» **Do this**:
Among the lines below, count those containing the word "JSON". Give the number only.

──────────

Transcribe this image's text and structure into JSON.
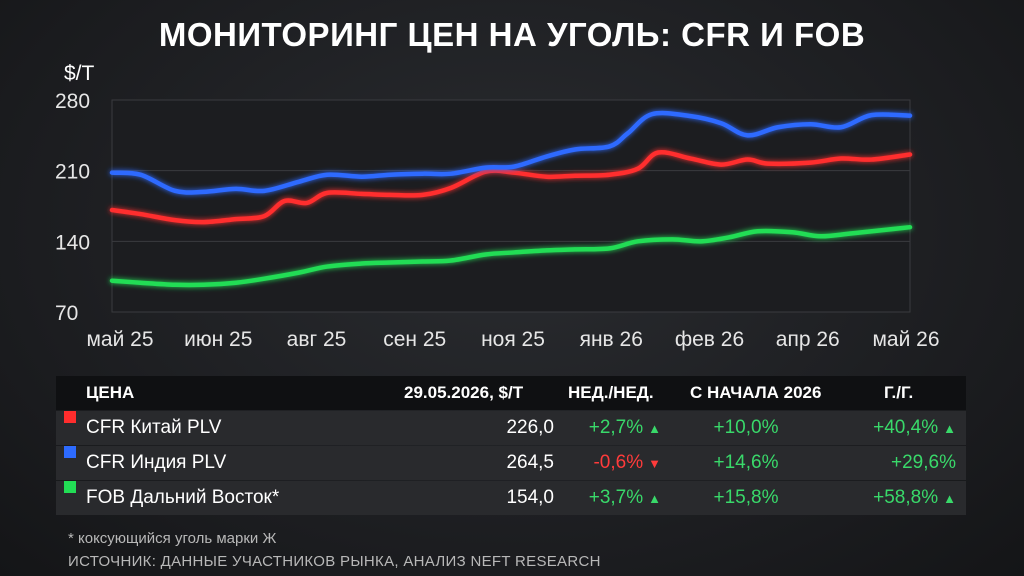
{
  "title": "МОНИТОРИНГ ЦЕН НА УГОЛЬ: CFR И FOB",
  "chart_data": {
    "type": "line",
    "ylabel": "$/Т",
    "ylim": [
      70,
      280
    ],
    "yticks": [
      280,
      210,
      140,
      70
    ],
    "x_tick_labels": [
      "май 25",
      "июн 25",
      "авг 25",
      "сен 25",
      "ноя 25",
      "янв 26",
      "фев 26",
      "апр 26",
      "май 26"
    ],
    "x_range": [
      "2025-05-01",
      "2026-05-29"
    ],
    "grid": true,
    "colors": {
      "china": "#ff2d2d",
      "india": "#2d6bff",
      "fob": "#22dd55"
    },
    "series": [
      {
        "name": "CFR Китай PLV",
        "color": "#ff2d2d",
        "points": [
          [
            "2025-05-01",
            171
          ],
          [
            "2025-05-15",
            167
          ],
          [
            "2025-06-01",
            161
          ],
          [
            "2025-06-15",
            159
          ],
          [
            "2025-07-01",
            162
          ],
          [
            "2025-07-15",
            165
          ],
          [
            "2025-07-25",
            180
          ],
          [
            "2025-08-05",
            178
          ],
          [
            "2025-08-15",
            188
          ],
          [
            "2025-09-01",
            187
          ],
          [
            "2025-09-15",
            186
          ],
          [
            "2025-10-01",
            186
          ],
          [
            "2025-10-15",
            193
          ],
          [
            "2025-11-01",
            209
          ],
          [
            "2025-11-15",
            208
          ],
          [
            "2025-12-01",
            204
          ],
          [
            "2025-12-15",
            205
          ],
          [
            "2026-01-01",
            206
          ],
          [
            "2026-01-15",
            212
          ],
          [
            "2026-01-25",
            228
          ],
          [
            "2026-02-10",
            222
          ],
          [
            "2026-02-25",
            216
          ],
          [
            "2026-03-10",
            221
          ],
          [
            "2026-03-20",
            217
          ],
          [
            "2026-04-10",
            218
          ],
          [
            "2026-04-25",
            222
          ],
          [
            "2026-05-10",
            221
          ],
          [
            "2026-05-29",
            226
          ]
        ]
      },
      {
        "name": "CFR Индия PLV",
        "color": "#2d6bff",
        "points": [
          [
            "2025-05-01",
            208
          ],
          [
            "2025-05-15",
            206
          ],
          [
            "2025-06-01",
            190
          ],
          [
            "2025-06-15",
            189
          ],
          [
            "2025-07-01",
            192
          ],
          [
            "2025-07-15",
            190
          ],
          [
            "2025-08-01",
            199
          ],
          [
            "2025-08-15",
            206
          ],
          [
            "2025-09-01",
            204
          ],
          [
            "2025-09-15",
            206
          ],
          [
            "2025-10-01",
            207
          ],
          [
            "2025-10-15",
            207
          ],
          [
            "2025-11-01",
            213
          ],
          [
            "2025-11-15",
            214
          ],
          [
            "2025-12-01",
            224
          ],
          [
            "2025-12-15",
            231
          ],
          [
            "2026-01-01",
            234
          ],
          [
            "2026-01-10",
            247
          ],
          [
            "2026-01-22",
            266
          ],
          [
            "2026-02-10",
            264
          ],
          [
            "2026-02-25",
            257
          ],
          [
            "2026-03-10",
            245
          ],
          [
            "2026-03-25",
            253
          ],
          [
            "2026-04-10",
            256
          ],
          [
            "2026-04-25",
            253
          ],
          [
            "2026-05-10",
            265
          ],
          [
            "2026-05-29",
            264.5
          ]
        ]
      },
      {
        "name": "FOB Дальний Восток*",
        "color": "#22dd55",
        "points": [
          [
            "2025-05-01",
            101
          ],
          [
            "2025-05-15",
            99
          ],
          [
            "2025-06-01",
            97
          ],
          [
            "2025-06-15",
            97
          ],
          [
            "2025-07-01",
            99
          ],
          [
            "2025-07-15",
            103
          ],
          [
            "2025-08-01",
            109
          ],
          [
            "2025-08-15",
            115
          ],
          [
            "2025-09-01",
            118
          ],
          [
            "2025-09-15",
            119
          ],
          [
            "2025-10-01",
            120
          ],
          [
            "2025-10-15",
            121
          ],
          [
            "2025-11-01",
            127
          ],
          [
            "2025-11-15",
            129
          ],
          [
            "2025-12-01",
            131
          ],
          [
            "2025-12-15",
            132
          ],
          [
            "2026-01-01",
            133
          ],
          [
            "2026-01-15",
            140
          ],
          [
            "2026-02-01",
            142
          ],
          [
            "2026-02-15",
            140
          ],
          [
            "2026-03-01",
            144
          ],
          [
            "2026-03-15",
            150
          ],
          [
            "2026-04-01",
            149
          ],
          [
            "2026-04-15",
            145
          ],
          [
            "2026-05-01",
            148
          ],
          [
            "2026-05-29",
            154
          ]
        ]
      }
    ]
  },
  "table": {
    "headers": {
      "name": "ЦЕНА",
      "price": "29.05.2026, $/Т",
      "wk": "НЕД./НЕД.",
      "ytd": "С НАЧАЛА 2026",
      "yoy": "Г./Г."
    },
    "rows": [
      {
        "name": "CFR Китай PLV",
        "color": "#ff2d2d",
        "price": "226,0",
        "wk": "+2,7%",
        "wk_dir": "up",
        "ytd": "+10,0%",
        "yoy": "+40,4%",
        "yoy_dir": "up"
      },
      {
        "name": "CFR Индия PLV",
        "color": "#2d6bff",
        "price": "264,5",
        "wk": "-0,6%",
        "wk_dir": "down",
        "ytd": "+14,6%",
        "yoy": "+29,6%",
        "yoy_dir": ""
      },
      {
        "name": "FOB Дальний Восток*",
        "color": "#22dd55",
        "price": "154,0",
        "wk": "+3,7%",
        "wk_dir": "up",
        "ytd": "+15,8%",
        "yoy": "+58,8%",
        "yoy_dir": "up"
      }
    ]
  },
  "footnote": "* коксующийся уголь марки Ж",
  "source": "ИСТОЧНИК: ДАННЫЕ УЧАСТНИКОВ РЫНКА, АНАЛИЗ NEFT RESEARCH"
}
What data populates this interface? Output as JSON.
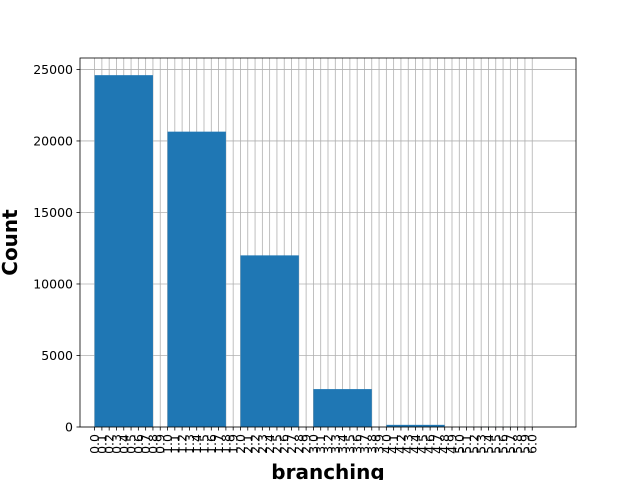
{
  "chart_data": {
    "type": "bar",
    "title": "",
    "xlabel": "branching",
    "ylabel": "Count",
    "bar_color": "#1f77b4",
    "grid": true,
    "xlim": [
      -0.2,
      6.6
    ],
    "ylim": [
      0,
      25800
    ],
    "y_ticks": [
      0,
      5000,
      10000,
      15000,
      20000,
      25000
    ],
    "x_ticks": [
      "0.0",
      "0.1",
      "0.2",
      "0.3",
      "0.4",
      "0.5",
      "0.6",
      "0.7",
      "0.8",
      "0.9",
      "1.0",
      "1.1",
      "1.2",
      "1.3",
      "1.4",
      "1.5",
      "1.6",
      "1.7",
      "1.8",
      "1.9",
      "2.0",
      "2.1",
      "2.2",
      "2.3",
      "2.4",
      "2.5",
      "2.6",
      "2.7",
      "2.8",
      "2.9",
      "3.0",
      "3.1",
      "3.2",
      "3.3",
      "3.4",
      "3.5",
      "3.6",
      "3.7",
      "3.8",
      "3.9",
      "4.0",
      "4.1",
      "4.2",
      "4.3",
      "4.4",
      "4.5",
      "4.6",
      "4.7",
      "4.8",
      "4.9",
      "5.0",
      "5.1",
      "5.2",
      "5.3",
      "5.4",
      "5.5",
      "5.6",
      "5.7",
      "5.8",
      "5.9",
      "6.0"
    ],
    "bars": [
      {
        "x_start": 0.0,
        "x_end": 0.8,
        "value": 24600
      },
      {
        "x_start": 1.0,
        "x_end": 1.8,
        "value": 20650
      },
      {
        "x_start": 2.0,
        "x_end": 2.8,
        "value": 12000
      },
      {
        "x_start": 3.0,
        "x_end": 3.8,
        "value": 2650
      },
      {
        "x_start": 4.0,
        "x_end": 4.8,
        "value": 150
      },
      {
        "x_start": 5.0,
        "x_end": 5.8,
        "value": 10
      }
    ]
  }
}
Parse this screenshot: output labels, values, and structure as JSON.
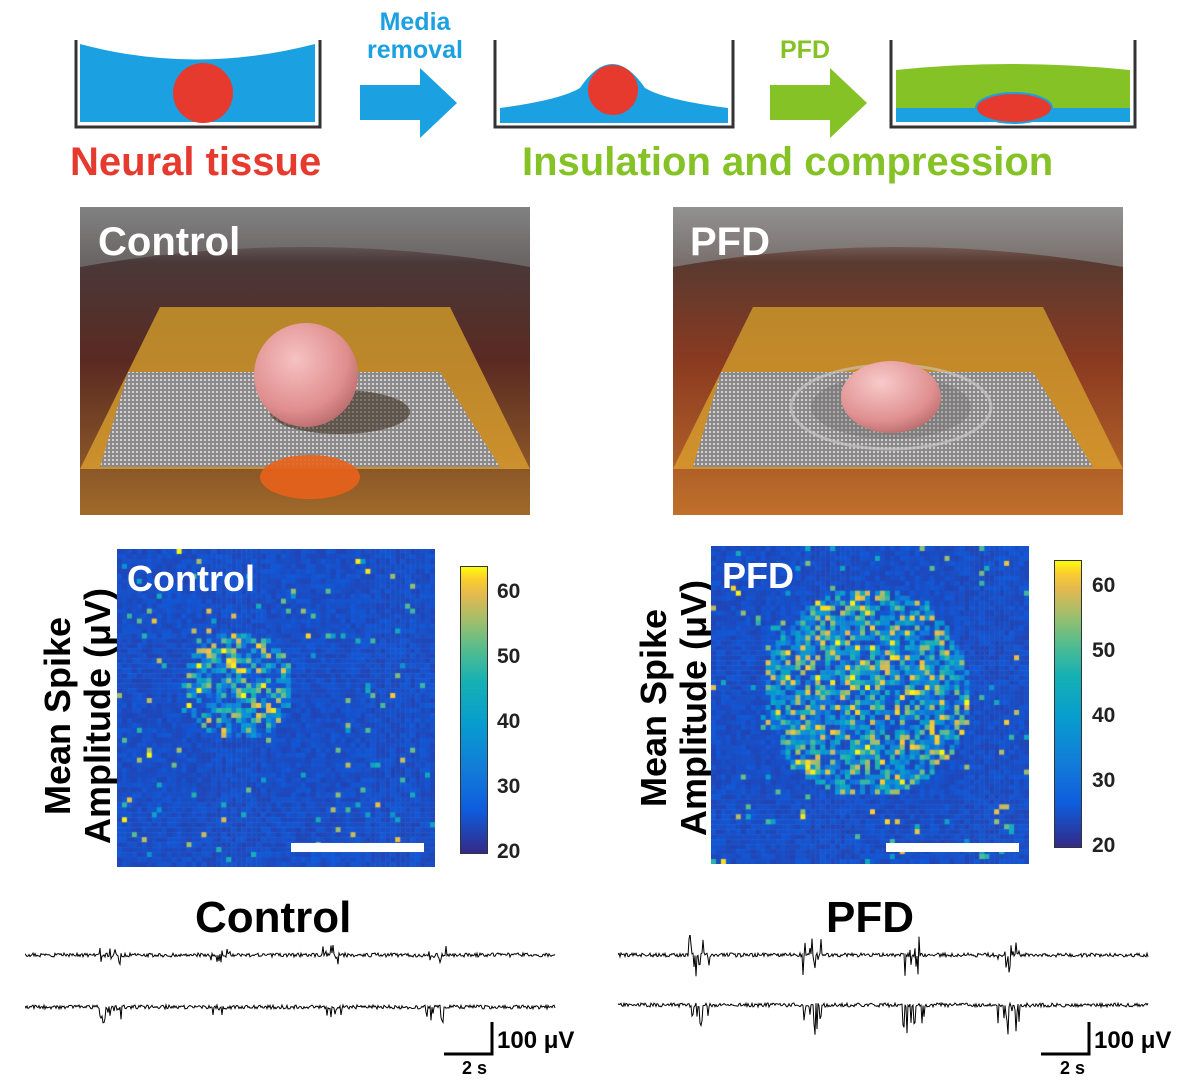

──────────

» **Solution to this exercise**:
3